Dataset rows

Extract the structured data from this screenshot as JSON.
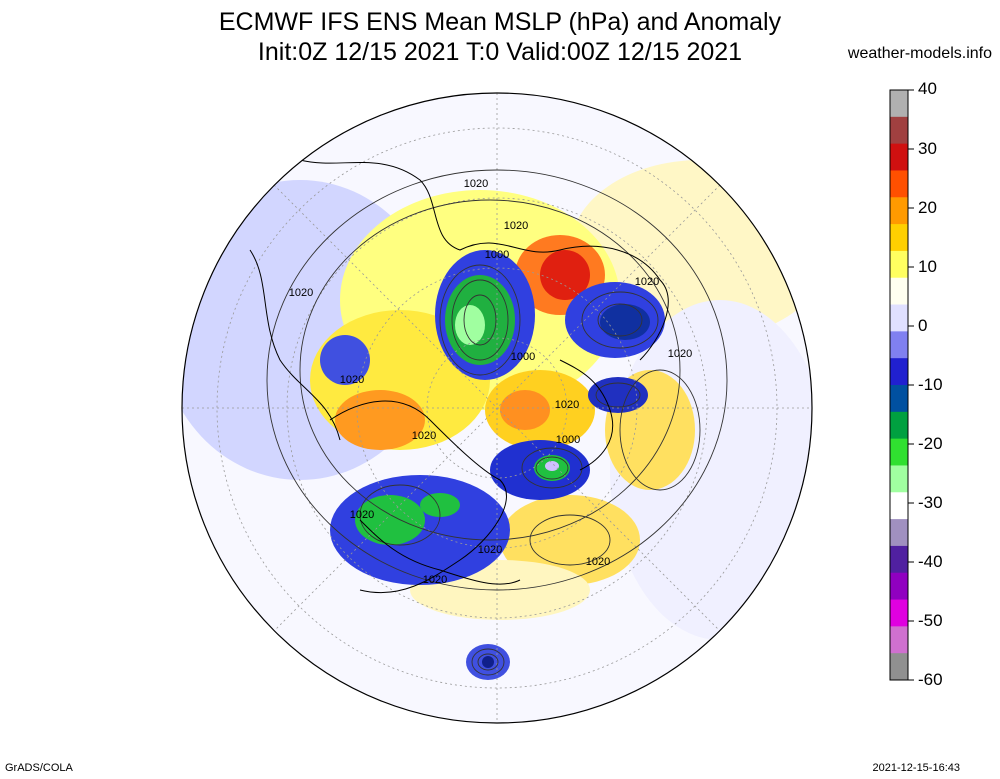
{
  "header": {
    "title_line1": "ECMWF IFS ENS Mean MSLP (hPa) and Anomaly",
    "title_line2": "Init:0Z 12/15 2021  T:0 Valid:00Z 12/15 2021",
    "site": "weather-models.info"
  },
  "footer": {
    "left": "GrADS/COLA",
    "right": "2021-12-15-16:43"
  },
  "colorbar": {
    "labels": [
      "40",
      "30",
      "20",
      "10",
      "0",
      "-10",
      "-20",
      "-30",
      "-40",
      "-50",
      "-60"
    ],
    "colors": [
      "#b0b0b0",
      "#a04040",
      "#d01010",
      "#ff5000",
      "#ff9a00",
      "#ffd000",
      "#ffff60",
      "#fffff0",
      "#e0e0ff",
      "#8080f0",
      "#2020d0",
      "#0050a0",
      "#00a040",
      "#30e030",
      "#a0ffa0",
      "#ffffff",
      "#a090c0",
      "#5020a0",
      "#9000c0",
      "#e000e0",
      "#d070d0",
      "#909090"
    ]
  },
  "map": {
    "contour_labels": [
      "1020",
      "1020",
      "1000",
      "1020",
      "1020",
      "1000",
      "1020",
      "1020",
      "1020",
      "1000",
      "1020",
      "1020",
      "1020",
      "1020",
      "1020"
    ],
    "colors": {
      "yellow": "#ffff80",
      "pale_yellow": "#fffbd0",
      "orange": "#ffa020",
      "red": "#e02010",
      "blue": "#2030d0",
      "light_blue": "#b8c0ff",
      "pale_blue": "#dde2ff",
      "green": "#20c040",
      "dark_green": "#0a7a30"
    }
  }
}
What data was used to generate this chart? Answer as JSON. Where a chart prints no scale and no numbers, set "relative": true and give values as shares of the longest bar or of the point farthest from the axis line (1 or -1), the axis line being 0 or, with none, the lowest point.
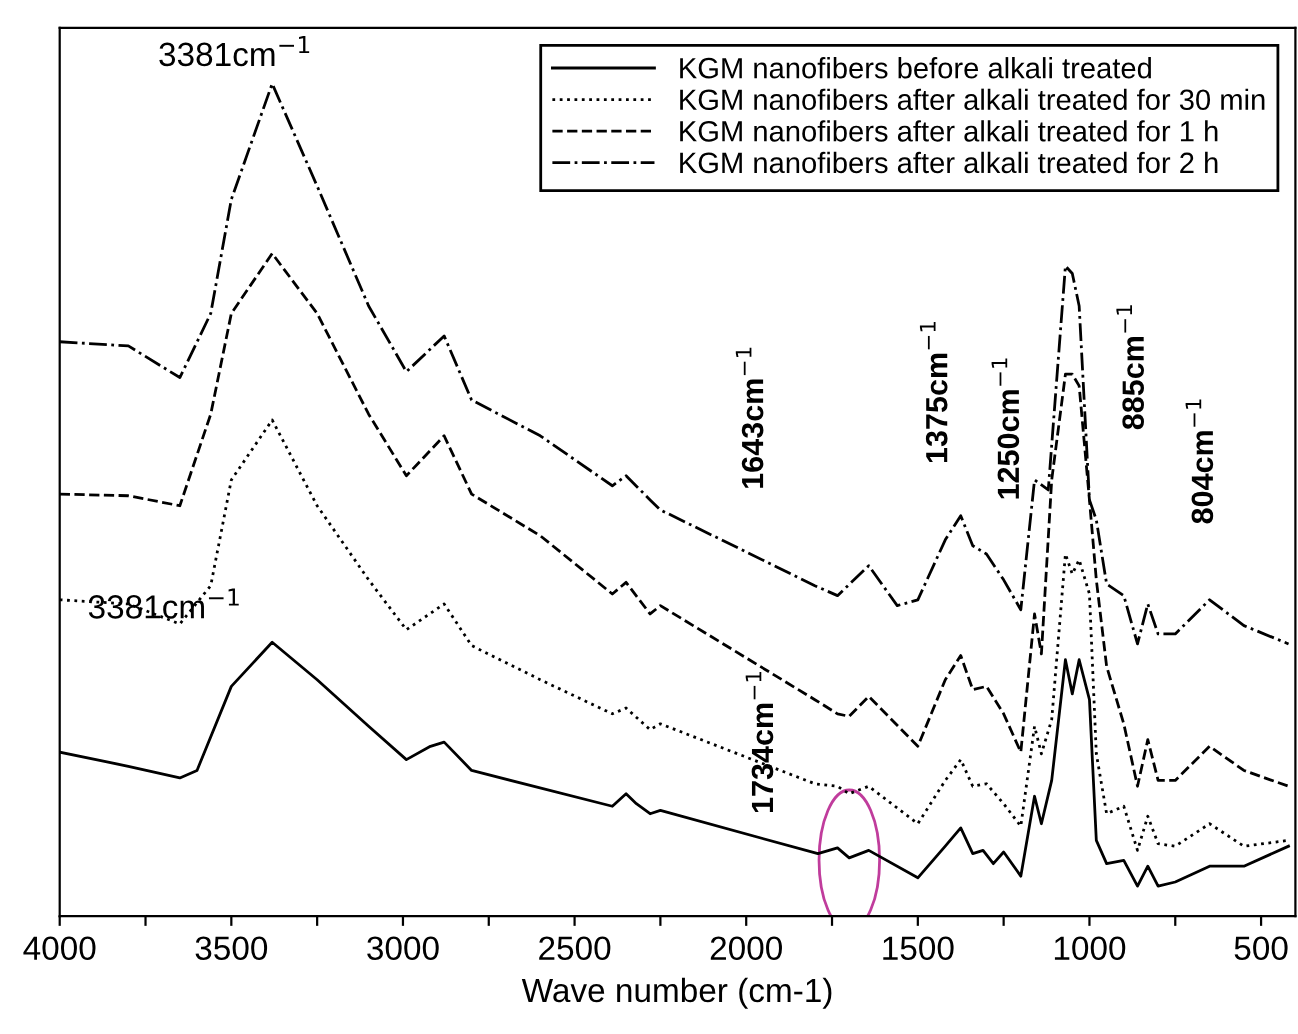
{
  "chart_data": {
    "type": "line",
    "relative": true,
    "xlabel": "Wave number (cm-1)",
    "xlim": [
      4000,
      400
    ],
    "xticks": [
      4000,
      {
        "value": 3750,
        "label": null
      },
      3500,
      {
        "value": 3250,
        "label": null
      },
      3000,
      {
        "value": 2750,
        "label": null
      },
      2500,
      {
        "value": 2250,
        "label": null
      },
      2000,
      {
        "value": 1750,
        "label": null
      },
      1500,
      {
        "value": 1250,
        "label": null
      },
      1000,
      {
        "value": 750,
        "label": null
      },
      500
    ],
    "tick_labels": "x",
    "grid": false,
    "legend": "top right",
    "marker": "none",
    "series": [
      {
        "name": "KGM nanofibers before alkali treated",
        "color": "#000000",
        "line_style": "solid",
        "x": [
          4000,
          3800,
          3650,
          3600,
          3500,
          3381,
          3250,
          3100,
          2990,
          2920,
          2880,
          2800,
          2390,
          2350,
          2320,
          2280,
          2250,
          1791,
          1734,
          1700,
          1643,
          1500,
          1420,
          1375,
          1340,
          1310,
          1280,
          1250,
          1200,
          1160,
          1140,
          1110,
          1070,
          1050,
          1030,
          1000,
          980,
          950,
          900,
          860,
          830,
          800,
          750,
          650,
          550,
          420
        ],
        "values": [
          0.197,
          0.18,
          0.166,
          0.175,
          0.276,
          0.329,
          0.284,
          0.228,
          0.188,
          0.204,
          0.209,
          0.175,
          0.132,
          0.147,
          0.135,
          0.123,
          0.127,
          0.075,
          0.082,
          0.07,
          0.079,
          0.046,
          0.084,
          0.106,
          0.075,
          0.079,
          0.063,
          0.077,
          0.048,
          0.144,
          0.111,
          0.163,
          0.308,
          0.267,
          0.308,
          0.26,
          0.091,
          0.063,
          0.067,
          0.036,
          0.06,
          0.036,
          0.041,
          0.06,
          0.06,
          0.084
        ]
      },
      {
        "name": "KGM nanofibers after alkali treated for 30 min",
        "color": "#000000",
        "line_style": "dotted",
        "x": [
          4000,
          3800,
          3650,
          3560,
          3500,
          3381,
          3250,
          3100,
          2990,
          2880,
          2800,
          2600,
          2390,
          2350,
          2280,
          2250,
          1800,
          1734,
          1700,
          1643,
          1500,
          1420,
          1375,
          1340,
          1300,
          1250,
          1200,
          1160,
          1140,
          1110,
          1070,
          1050,
          1030,
          1000,
          980,
          950,
          900,
          860,
          830,
          800,
          750,
          650,
          550,
          420
        ],
        "values": [
          0.38,
          0.375,
          0.351,
          0.397,
          0.524,
          0.596,
          0.493,
          0.404,
          0.344,
          0.375,
          0.325,
          0.284,
          0.243,
          0.25,
          0.224,
          0.231,
          0.159,
          0.156,
          0.147,
          0.156,
          0.111,
          0.163,
          0.188,
          0.156,
          0.159,
          0.135,
          0.108,
          0.228,
          0.195,
          0.236,
          0.435,
          0.411,
          0.428,
          0.387,
          0.195,
          0.123,
          0.132,
          0.079,
          0.12,
          0.087,
          0.084,
          0.111,
          0.084,
          0.091
        ]
      },
      {
        "name": "KGM nanofibers after alkali treated for 1 h",
        "color": "#000000",
        "line_style": "dashed",
        "x": [
          4000,
          3800,
          3650,
          3560,
          3500,
          3381,
          3250,
          3100,
          2990,
          2880,
          2800,
          2600,
          2390,
          2350,
          2280,
          2250,
          1800,
          1734,
          1700,
          1643,
          1500,
          1420,
          1375,
          1340,
          1300,
          1250,
          1200,
          1160,
          1140,
          1110,
          1070,
          1050,
          1030,
          1000,
          980,
          950,
          900,
          860,
          830,
          800,
          750,
          650,
          550,
          420
        ],
        "values": [
          0.507,
          0.505,
          0.493,
          0.603,
          0.724,
          0.796,
          0.724,
          0.603,
          0.529,
          0.577,
          0.507,
          0.457,
          0.387,
          0.401,
          0.363,
          0.373,
          0.26,
          0.243,
          0.24,
          0.264,
          0.204,
          0.284,
          0.313,
          0.272,
          0.276,
          0.243,
          0.197,
          0.363,
          0.315,
          0.524,
          0.651,
          0.651,
          0.637,
          0.5,
          0.404,
          0.3,
          0.231,
          0.156,
          0.212,
          0.163,
          0.163,
          0.204,
          0.175,
          0.156
        ]
      },
      {
        "name": "KGM nanofibers after alkali treated for 2 h",
        "color": "#000000",
        "line_style": "dashdot",
        "x": [
          4000,
          3800,
          3650,
          3560,
          3500,
          3381,
          3250,
          3100,
          2990,
          2880,
          2800,
          2600,
          2390,
          2350,
          2280,
          2250,
          1800,
          1734,
          1643,
          1560,
          1500,
          1420,
          1375,
          1340,
          1300,
          1250,
          1200,
          1160,
          1120,
          1070,
          1050,
          1030,
          1000,
          980,
          950,
          900,
          860,
          830,
          800,
          750,
          650,
          550,
          420
        ],
        "values": [
          0.69,
          0.685,
          0.647,
          0.724,
          0.861,
          1,
          0.877,
          0.733,
          0.654,
          0.697,
          0.62,
          0.577,
          0.517,
          0.529,
          0.5,
          0.488,
          0.397,
          0.385,
          0.421,
          0.373,
          0.38,
          0.452,
          0.481,
          0.445,
          0.435,
          0.404,
          0.368,
          0.524,
          0.512,
          0.781,
          0.772,
          0.733,
          0.5,
          0.476,
          0.399,
          0.385,
          0.327,
          0.375,
          0.339,
          0.339,
          0.38,
          0.349,
          0.327
        ]
      }
    ],
    "annotations": [
      "3381cm$^{−1}$",
      "3381cm$^{−1}$",
      "1643cm$^{−1}$",
      "1375cm$^{−1}$",
      "1250cm$^{−1}$",
      "885cm$^{−1}$",
      "804cm$^{−1}$",
      "1734cm$^{−1}$"
    ]
  }
}
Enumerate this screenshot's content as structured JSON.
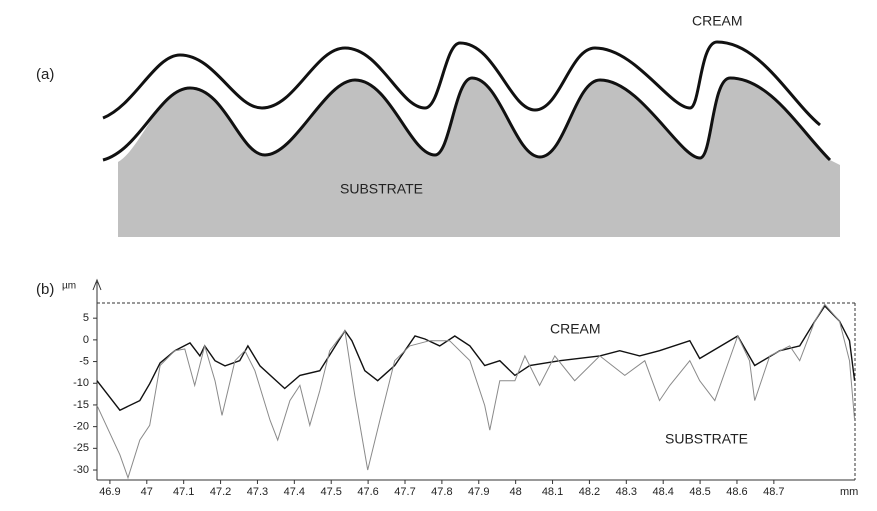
{
  "panel_a": {
    "label": "(a)",
    "cream": "CREAM",
    "substrate": "SUBSTRATE"
  },
  "chart_data": {
    "type": "line",
    "panel_label": "(b)",
    "x_label": "mm",
    "y_label": "µm",
    "xlim": [
      46.865,
      48.92
    ],
    "ylim": [
      -32.3,
      8.5
    ],
    "xticks": [
      46.9,
      47,
      47.1,
      47.2,
      47.3,
      47.4,
      47.5,
      47.6,
      47.7,
      47.8,
      47.9,
      48,
      48.1,
      48.2,
      48.3,
      48.4,
      48.5,
      48.6,
      48.7
    ],
    "yticks": [
      5,
      0,
      -5,
      -10,
      -15,
      -20,
      -25,
      -30
    ],
    "series": [
      {
        "name": "CREAM",
        "color": "#111111",
        "x": [
          46.865,
          46.927,
          46.981,
          47.008,
          47.036,
          47.076,
          47.117,
          47.144,
          47.157,
          47.185,
          47.212,
          47.252,
          47.274,
          47.307,
          47.374,
          47.415,
          47.469,
          47.537,
          47.556,
          47.591,
          47.626,
          47.672,
          47.727,
          47.754,
          47.794,
          47.835,
          47.876,
          47.916,
          47.957,
          47.998,
          48.038,
          48.12,
          48.228,
          48.282,
          48.336,
          48.39,
          48.472,
          48.499,
          48.602,
          48.648,
          48.716,
          48.77,
          48.811,
          48.838,
          48.878,
          48.905,
          48.919
        ],
        "values": [
          -9.4,
          -16.2,
          -14.0,
          -10.1,
          -5.3,
          -2.5,
          -0.7,
          -3.7,
          -1.4,
          -4.8,
          -6.0,
          -4.8,
          -1.4,
          -6.0,
          -11.2,
          -8.2,
          -7.1,
          2.1,
          -0.2,
          -7.1,
          -9.4,
          -5.9,
          0.9,
          0.2,
          -1.4,
          0.9,
          -1.4,
          -5.9,
          -4.8,
          -8.2,
          -5.9,
          -4.8,
          -3.7,
          -2.5,
          -3.7,
          -2.5,
          -0.2,
          -4.3,
          0.9,
          -5.9,
          -2.5,
          -1.4,
          4.3,
          7.8,
          4.3,
          -0.2,
          -9.4
        ]
      },
      {
        "name": "SUBSTRATE",
        "color": "#8a8a8a",
        "x": [
          46.865,
          46.927,
          46.949,
          46.981,
          47.008,
          47.036,
          47.076,
          47.103,
          47.13,
          47.157,
          47.185,
          47.204,
          47.239,
          47.266,
          47.293,
          47.334,
          47.355,
          47.388,
          47.415,
          47.442,
          47.469,
          47.496,
          47.537,
          47.564,
          47.599,
          47.632,
          47.672,
          47.713,
          47.767,
          47.821,
          47.876,
          47.916,
          47.93,
          47.957,
          47.998,
          48.025,
          48.065,
          48.106,
          48.16,
          48.228,
          48.296,
          48.35,
          48.39,
          48.418,
          48.472,
          48.499,
          48.54,
          48.602,
          48.634,
          48.648,
          48.689,
          48.743,
          48.77,
          48.811,
          48.838,
          48.878,
          48.905,
          48.919
        ],
        "values": [
          -15.1,
          -26.5,
          -31.8,
          -23.1,
          -19.7,
          -5.9,
          -2.5,
          -2.1,
          -10.5,
          -1.4,
          -9.4,
          -17.4,
          -4.8,
          -2.5,
          -7.1,
          -18.5,
          -23.1,
          -14.0,
          -10.5,
          -19.7,
          -11.7,
          -2.5,
          2.1,
          -12.8,
          -30.0,
          -18.5,
          -4.8,
          -1.4,
          -0.2,
          -0.2,
          -4.8,
          -15.1,
          -20.8,
          -9.4,
          -9.4,
          -3.7,
          -10.5,
          -3.7,
          -9.4,
          -3.7,
          -8.2,
          -4.8,
          -14.0,
          -10.5,
          -4.8,
          -9.4,
          -14.0,
          0.9,
          -4.8,
          -14.0,
          -3.7,
          -1.4,
          -4.8,
          4.3,
          8.2,
          4.3,
          -4.8,
          -18.5
        ]
      }
    ]
  }
}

> _AIM OF THE EXERCISE_: Of the lines in the material, how many contain the word "alkali"? Reply with the number and nothing else.

> _TASK RESPONSE_: 4